**INSTRUCTIONS TO FOLLOW**
Output the records exactly as they appear, with no pictures included.

Start RECORDS SUPPLIED

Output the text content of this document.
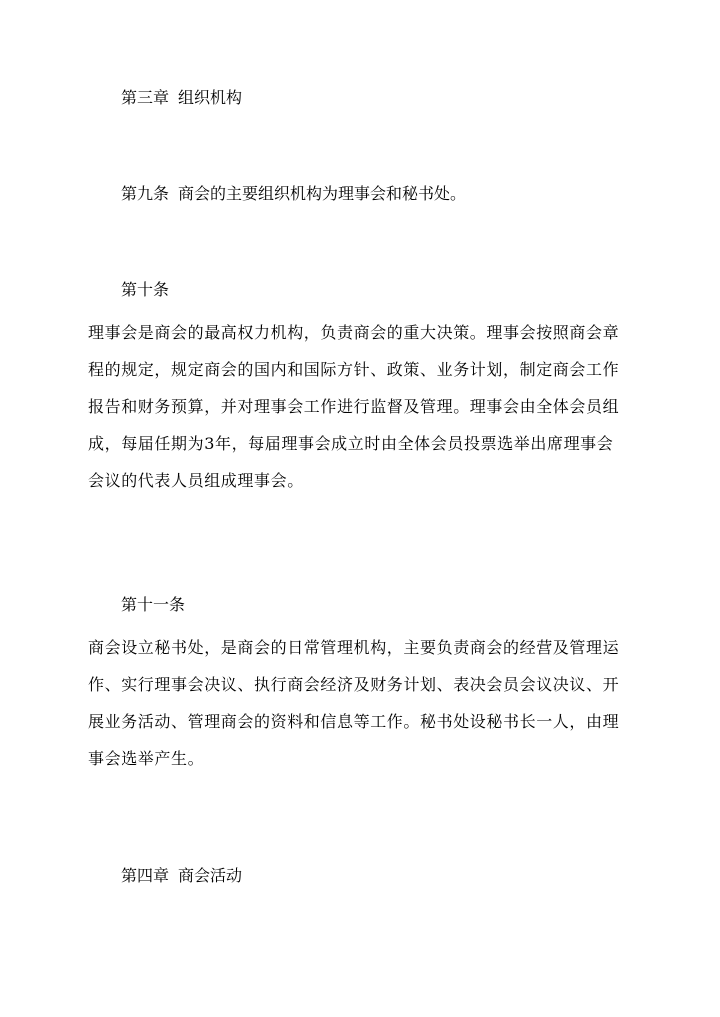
第三章 组织机构
第九条 商会的主要组织机构为理事会和秘书处。
第十条
理事会是商会的最高权力机构，负责商会的重大决策。理事会按照商会章
程的规定，规定商会的国内和国际方针、政策、业务计划，制定商会工作
报告和财务预算，并对理事会工作进行监督及管理。理事会由全体会员组
成，每届任期为3年，每届理事会成立时由全体会员投票选举出席理事会
会议的代表人员组成理事会。
第十一条
商会设立秘书处，是商会的日常管理机构，主要负责商会的经营及管理运
作、实行理事会决议、执行商会经济及财务计划、表决会员会议决议、开
展业务活动、管理商会的资料和信息等工作。秘书处设秘书长一人，由理
事会选举产生。
第四章 商会活动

End RECORDS SUPPLIED

**RESPONSE TO THIS EXERCISE**
Output the text content of this document.
第三章 组织机构
第九条 商会的主要组织机构为理事会和秘书处。
第十条
理事会是商会的最高权力机构，负责商会的重大决策。理事会按照商会章
程的规定，规定商会的国内和国际方针、政策、业务计划，制定商会工作
报告和财务预算，并对理事会工作进行监督及管理。理事会由全体会员组
成，每届任期为3年，每届理事会成立时由全体会员投票选举出席理事会
会议的代表人员组成理事会。
第十一条
商会设立秘书处，是商会的日常管理机构，主要负责商会的经营及管理运
作、实行理事会决议、执行商会经济及财务计划、表决会员会议决议、开
展业务活动、管理商会的资料和信息等工作。秘书处设秘书长一人，由理
事会选举产生。
第四章 商会活动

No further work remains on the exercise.